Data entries
★ ★ ★ ★ ★
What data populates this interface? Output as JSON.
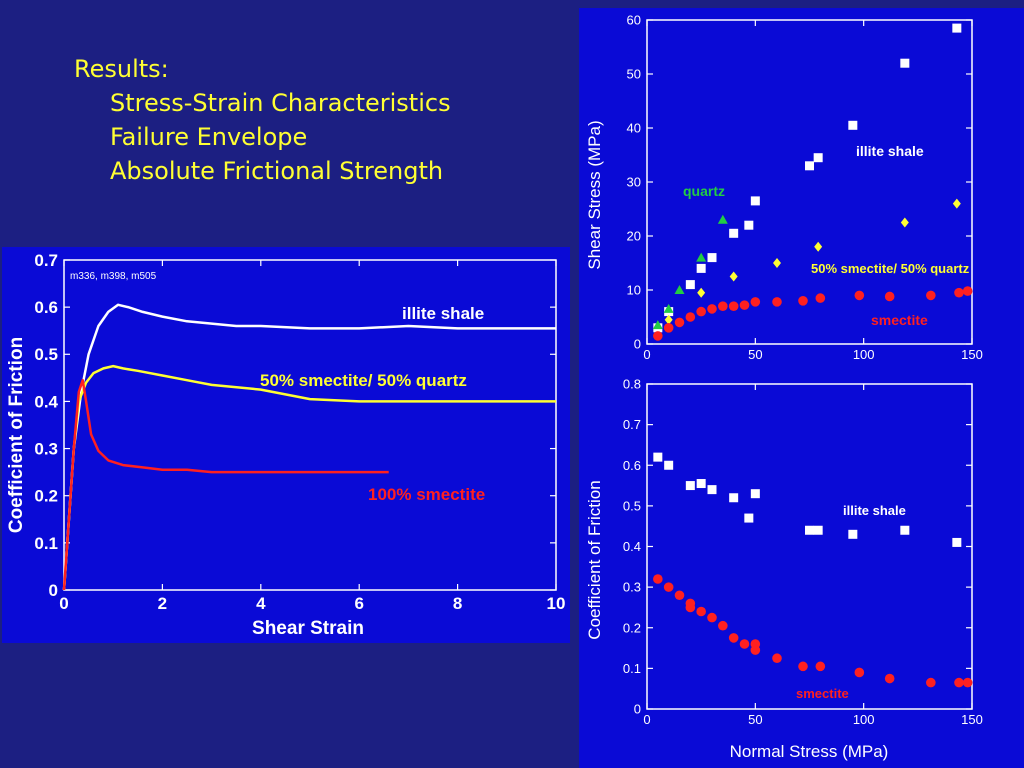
{
  "slide": {
    "heading": "Results:",
    "bullets": [
      "Stress-Strain Characteristics",
      "Failure Envelope",
      "Absolute Frictional Strength"
    ]
  },
  "colors": {
    "background": "#1c1f82",
    "panel": "#0a0ad6",
    "text": "#ffff33",
    "white": "#ffffff",
    "yellow": "#ffff33",
    "red": "#ff2020",
    "green": "#22cc44"
  },
  "chart_data": [
    {
      "type": "line",
      "xlabel": "Shear Strain",
      "ylabel": "Coefficient of Friction",
      "annotation": "m336, m398, m505",
      "xlim": [
        0,
        10
      ],
      "ylim": [
        0,
        0.7
      ],
      "xticks": [
        "0",
        "2",
        "4",
        "6",
        "8",
        "10"
      ],
      "yticks": [
        "0",
        "0.1",
        "0.2",
        "0.3",
        "0.4",
        "0.5",
        "0.6",
        "0.7"
      ],
      "series": [
        {
          "name": "illite shale",
          "color": "#ffffff",
          "x": [
            0,
            0.1,
            0.2,
            0.35,
            0.5,
            0.7,
            0.9,
            1.1,
            1.3,
            1.6,
            2,
            2.5,
            3,
            3.5,
            4,
            5,
            6,
            7,
            8,
            9,
            10
          ],
          "y": [
            0,
            0.15,
            0.3,
            0.42,
            0.5,
            0.56,
            0.59,
            0.605,
            0.6,
            0.59,
            0.58,
            0.57,
            0.565,
            0.56,
            0.56,
            0.555,
            0.555,
            0.56,
            0.555,
            0.555,
            0.555
          ]
        },
        {
          "name": "50% smectite/ 50% quartz",
          "color": "#ffff33",
          "x": [
            0,
            0.1,
            0.2,
            0.3,
            0.45,
            0.6,
            0.8,
            1,
            1.2,
            1.5,
            2,
            2.5,
            3,
            4,
            5,
            6,
            7,
            8,
            9,
            10
          ],
          "y": [
            0,
            0.15,
            0.3,
            0.4,
            0.44,
            0.46,
            0.47,
            0.475,
            0.47,
            0.465,
            0.455,
            0.445,
            0.435,
            0.425,
            0.405,
            0.4,
            0.4,
            0.4,
            0.4,
            0.4
          ]
        },
        {
          "name": "100% smectite",
          "color": "#ff2020",
          "x": [
            0,
            0.1,
            0.2,
            0.3,
            0.38,
            0.45,
            0.55,
            0.7,
            0.9,
            1.2,
            1.6,
            2,
            2.5,
            3,
            4,
            5,
            6,
            6.6
          ],
          "y": [
            0,
            0.15,
            0.3,
            0.42,
            0.445,
            0.4,
            0.33,
            0.295,
            0.275,
            0.265,
            0.26,
            0.255,
            0.255,
            0.25,
            0.25,
            0.25,
            0.25,
            0.25
          ]
        }
      ]
    },
    {
      "type": "scatter",
      "ylabel": "Shear Stress (MPa)",
      "xlim": [
        0,
        150
      ],
      "ylim": [
        0,
        60
      ],
      "xticks": [
        "0",
        "50",
        "100",
        "150"
      ],
      "yticks": [
        "0",
        "10",
        "20",
        "30",
        "40",
        "50",
        "60"
      ],
      "series": [
        {
          "name": "illite shale",
          "marker": "square",
          "color": "#ffffff",
          "x": [
            5,
            10,
            20,
            25,
            30,
            40,
            47,
            50,
            75,
            79,
            95,
            119,
            143
          ],
          "y": [
            3,
            6,
            11,
            14,
            16,
            20.5,
            22,
            26.5,
            33,
            34.5,
            40.5,
            52,
            58.5
          ]
        },
        {
          "name": "quartz",
          "marker": "triangle",
          "color": "#22cc44",
          "x": [
            5,
            10,
            15,
            25,
            35
          ],
          "y": [
            3.5,
            6.5,
            10,
            16,
            23
          ]
        },
        {
          "name": "50% smectite/ 50% quartz",
          "marker": "diamond",
          "color": "#ffff33",
          "x": [
            10,
            25,
            40,
            60,
            79,
            119,
            143
          ],
          "y": [
            4.5,
            9.5,
            12.5,
            15,
            18,
            22.5,
            26
          ]
        },
        {
          "name": "smectite",
          "marker": "circle",
          "color": "#ff2020",
          "x": [
            5,
            10,
            15,
            20,
            25,
            30,
            35,
            40,
            45,
            50,
            60,
            72,
            80,
            98,
            112,
            131,
            144,
            148
          ],
          "y": [
            1.5,
            3,
            4,
            5,
            6,
            6.5,
            7,
            7,
            7.2,
            7.8,
            7.8,
            8,
            8.5,
            9,
            8.8,
            9,
            9.5,
            9.8
          ]
        }
      ]
    },
    {
      "type": "scatter",
      "xlabel": "Normal Stress (MPa)",
      "ylabel": "Coefficient of Friction",
      "xlim": [
        0,
        150
      ],
      "ylim": [
        0,
        0.8
      ],
      "xticks": [
        "0",
        "50",
        "100",
        "150"
      ],
      "yticks": [
        "0",
        "0.1",
        "0.2",
        "0.3",
        "0.4",
        "0.5",
        "0.6",
        "0.7",
        "0.8"
      ],
      "series": [
        {
          "name": "illite shale",
          "marker": "square",
          "color": "#ffffff",
          "x": [
            5,
            10,
            20,
            25,
            30,
            40,
            47,
            50,
            75,
            79,
            95,
            119,
            143
          ],
          "y": [
            0.62,
            0.6,
            0.55,
            0.555,
            0.54,
            0.52,
            0.47,
            0.53,
            0.44,
            0.44,
            0.43,
            0.44,
            0.41
          ]
        },
        {
          "name": "smectite",
          "marker": "circle",
          "color": "#ff2020",
          "x": [
            5,
            10,
            15,
            20,
            20,
            25,
            30,
            35,
            40,
            45,
            50,
            50,
            60,
            72,
            80,
            98,
            112,
            131,
            144,
            148
          ],
          "y": [
            0.32,
            0.3,
            0.28,
            0.26,
            0.25,
            0.24,
            0.225,
            0.205,
            0.175,
            0.16,
            0.16,
            0.145,
            0.125,
            0.105,
            0.105,
            0.09,
            0.075,
            0.065,
            0.065,
            0.065
          ]
        }
      ]
    }
  ]
}
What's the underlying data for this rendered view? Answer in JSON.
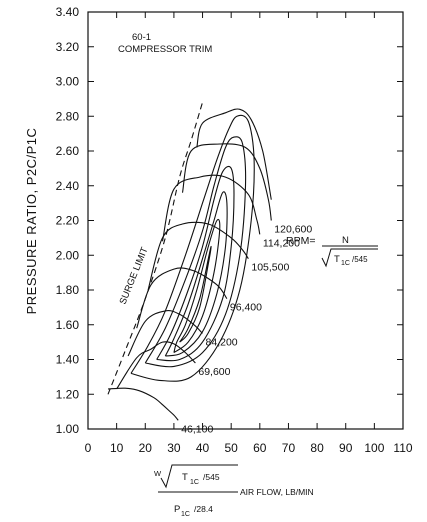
{
  "chart_data": {
    "type": "line",
    "title": "",
    "annotations": {
      "map_id": "60-1",
      "trim": "COMPRESSOR TRIM",
      "surge": "SURGE LIMIT"
    },
    "ylabel": "PRESSURE RATIO, P2C/P1C",
    "xlabel": {
      "numerator_w": "W",
      "numerator_t": "T",
      "numerator_t_sub": "1C",
      "numerator_t_div": "/545",
      "denominator_p": "P",
      "denominator_p_sub": "1C",
      "denominator_p_div": "/28.4",
      "suffix": "AIR FLOW, LB/MIN"
    },
    "rpm_formula": {
      "prefix": "RPM=",
      "numerator": "N",
      "den_t": "T",
      "den_sub": "1C",
      "den_div": "/545"
    },
    "xlim": [
      0,
      110
    ],
    "ylim": [
      1.0,
      3.4
    ],
    "x_ticks": [
      0,
      10,
      20,
      30,
      40,
      50,
      60,
      70,
      80,
      90,
      100,
      110
    ],
    "x_tick_labels": [
      "0",
      "10",
      "20",
      "30",
      "40",
      "50",
      "60",
      "70",
      "80",
      "90",
      "100",
      "110"
    ],
    "y_ticks": [
      1.0,
      1.2,
      1.4,
      1.6,
      1.8,
      2.0,
      2.2,
      2.4,
      2.6,
      2.8,
      3.0,
      3.2,
      3.4
    ],
    "y_tick_labels": [
      "1.00",
      "1.20",
      "1.40",
      "1.60",
      "1.80",
      "2.00",
      "2.20",
      "2.40",
      "2.60",
      "2.80",
      "3.00",
      "3.20",
      "3.40"
    ],
    "grid": false,
    "surge_line": [
      [
        7,
        1.2
      ],
      [
        13,
        1.45
      ],
      [
        20,
        1.75
      ],
      [
        27,
        2.1
      ],
      [
        32,
        2.45
      ],
      [
        36,
        2.66
      ],
      [
        40,
        2.88
      ]
    ],
    "speed_lines": [
      {
        "label": "46,100",
        "points": [
          [
            7,
            1.23
          ],
          [
            13,
            1.235
          ],
          [
            18,
            1.22
          ],
          [
            23,
            1.18
          ],
          [
            26,
            1.14
          ],
          [
            28,
            1.11
          ],
          [
            30,
            1.08
          ],
          [
            31.5,
            1.05
          ]
        ]
      },
      {
        "label": "69,600",
        "points": [
          [
            10,
            1.23
          ],
          [
            17,
            1.41
          ],
          [
            22,
            1.46
          ],
          [
            26,
            1.5
          ],
          [
            30,
            1.49
          ],
          [
            34,
            1.44
          ],
          [
            37.5,
            1.38
          ]
        ]
      },
      {
        "label": "84,200",
        "points": [
          [
            14,
            1.42
          ],
          [
            20,
            1.62
          ],
          [
            27,
            1.68
          ],
          [
            32,
            1.66
          ],
          [
            37,
            1.6
          ],
          [
            40,
            1.55
          ]
        ]
      },
      {
        "label": "96,400",
        "points": [
          [
            17,
            1.58
          ],
          [
            22,
            1.83
          ],
          [
            30,
            1.92
          ],
          [
            37,
            1.91
          ],
          [
            45,
            1.83
          ],
          [
            48.5,
            1.75
          ]
        ]
      },
      {
        "label": "105,500",
        "points": [
          [
            21,
            1.8
          ],
          [
            26,
            2.1
          ],
          [
            33,
            2.18
          ],
          [
            42,
            2.18
          ],
          [
            50,
            2.1
          ],
          [
            54,
            2.03
          ],
          [
            56,
            1.98
          ]
        ]
      },
      {
        "label": "114,200",
        "points": [
          [
            26,
            2.08
          ],
          [
            30,
            2.38
          ],
          [
            39,
            2.45
          ],
          [
            48,
            2.45
          ],
          [
            56,
            2.35
          ],
          [
            59,
            2.2
          ],
          [
            60,
            2.12
          ]
        ]
      },
      {
        "label": "120,600",
        "points": [
          [
            33,
            2.36
          ],
          [
            36,
            2.6
          ],
          [
            46,
            2.64
          ],
          [
            55,
            2.62
          ],
          [
            60,
            2.5
          ],
          [
            63,
            2.32
          ],
          [
            64,
            2.2
          ]
        ]
      },
      {
        "label": "",
        "points": [
          [
            38,
            2.62
          ],
          [
            40,
            2.76
          ],
          [
            48,
            2.82
          ],
          [
            53,
            2.84
          ],
          [
            57,
            2.78
          ],
          [
            61,
            2.6
          ],
          [
            64,
            2.32
          ]
        ]
      }
    ],
    "efficiency_islands": [
      {
        "points": [
          [
            32,
            1.5
          ],
          [
            35,
            1.58
          ],
          [
            39,
            1.75
          ],
          [
            42,
            1.98
          ],
          [
            43,
            2.05
          ],
          [
            42,
            1.95
          ],
          [
            39,
            1.7
          ],
          [
            35,
            1.55
          ],
          [
            32,
            1.5
          ]
        ]
      },
      {
        "points": [
          [
            30,
            1.44
          ],
          [
            35,
            1.5
          ],
          [
            40,
            1.65
          ],
          [
            44,
            1.9
          ],
          [
            46,
            2.15
          ],
          [
            45,
            2.2
          ],
          [
            42,
            2.05
          ],
          [
            38,
            1.8
          ],
          [
            34,
            1.6
          ],
          [
            31,
            1.5
          ],
          [
            30,
            1.44
          ]
        ]
      },
      {
        "points": [
          [
            27,
            1.42
          ],
          [
            33,
            1.44
          ],
          [
            40,
            1.56
          ],
          [
            45,
            1.78
          ],
          [
            48,
            2.05
          ],
          [
            48.5,
            2.3
          ],
          [
            47,
            2.36
          ],
          [
            44,
            2.2
          ],
          [
            40,
            1.98
          ],
          [
            35,
            1.72
          ],
          [
            30,
            1.52
          ],
          [
            27,
            1.42
          ]
        ]
      },
      {
        "points": [
          [
            24,
            1.4
          ],
          [
            32,
            1.4
          ],
          [
            40,
            1.5
          ],
          [
            47,
            1.75
          ],
          [
            50,
            2.05
          ],
          [
            51,
            2.35
          ],
          [
            50,
            2.5
          ],
          [
            47,
            2.48
          ],
          [
            44,
            2.32
          ],
          [
            40,
            2.05
          ],
          [
            35,
            1.8
          ],
          [
            29,
            1.55
          ],
          [
            24,
            1.4
          ]
        ]
      },
      {
        "points": [
          [
            20,
            1.38
          ],
          [
            30,
            1.36
          ],
          [
            40,
            1.44
          ],
          [
            48,
            1.66
          ],
          [
            53,
            2.0
          ],
          [
            55,
            2.4
          ],
          [
            54,
            2.64
          ],
          [
            51,
            2.68
          ],
          [
            48,
            2.62
          ],
          [
            44,
            2.4
          ],
          [
            40,
            2.14
          ],
          [
            34,
            1.86
          ],
          [
            27,
            1.58
          ],
          [
            20,
            1.38
          ]
        ]
      },
      {
        "points": [
          [
            15,
            1.32
          ],
          [
            25,
            1.28
          ],
          [
            36,
            1.3
          ],
          [
            46,
            1.5
          ],
          [
            53,
            1.8
          ],
          [
            57,
            2.2
          ],
          [
            58,
            2.55
          ],
          [
            56,
            2.77
          ],
          [
            52,
            2.8
          ],
          [
            49,
            2.72
          ],
          [
            45,
            2.55
          ],
          [
            40,
            2.3
          ],
          [
            34,
            2.0
          ],
          [
            27,
            1.68
          ],
          [
            21,
            1.48
          ],
          [
            15,
            1.32
          ]
        ]
      }
    ]
  }
}
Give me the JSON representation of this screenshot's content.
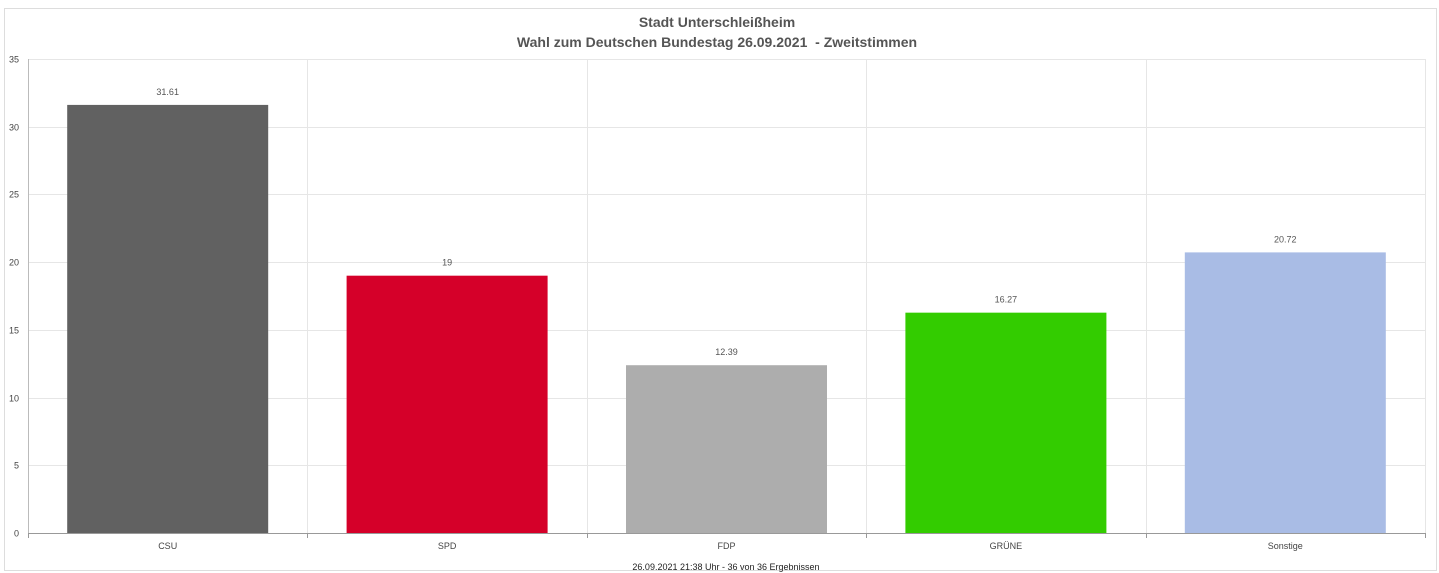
{
  "chart_data": {
    "type": "bar",
    "title": "Stadt Unterschleißheim",
    "subtitle": "Wahl zum Deutschen Bundestag 26.09.2021  - Zweitstimmen",
    "categories": [
      "CSU",
      "SPD",
      "FDP",
      "GRÜNE",
      "Sonstige"
    ],
    "values": [
      31.61,
      19,
      12.39,
      16.27,
      20.72
    ],
    "value_labels": [
      "31.61",
      "19",
      "12.39",
      "16.27",
      "20.72"
    ],
    "colors": [
      "#616161",
      "#d50029",
      "#adadad",
      "#33cc00",
      "#a9bce5"
    ],
    "ylim": [
      0,
      35
    ],
    "yticks": [
      "0",
      "5",
      "10",
      "15",
      "20",
      "25",
      "30",
      "35"
    ],
    "grid": true,
    "legend": "none",
    "footer": "26.09.2021 21:38 Uhr - 36 von 36 Ergebnissen"
  }
}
★ ★ ★ ★ ★
→ **WRITTEN PROBLEM**
Take every line from the records above that has the word "Strain" and copy it.

→ **RESPONSE TO THE TASK**
      "Stress-Strain Characteristics",
      "xlabel": "Shear Strain",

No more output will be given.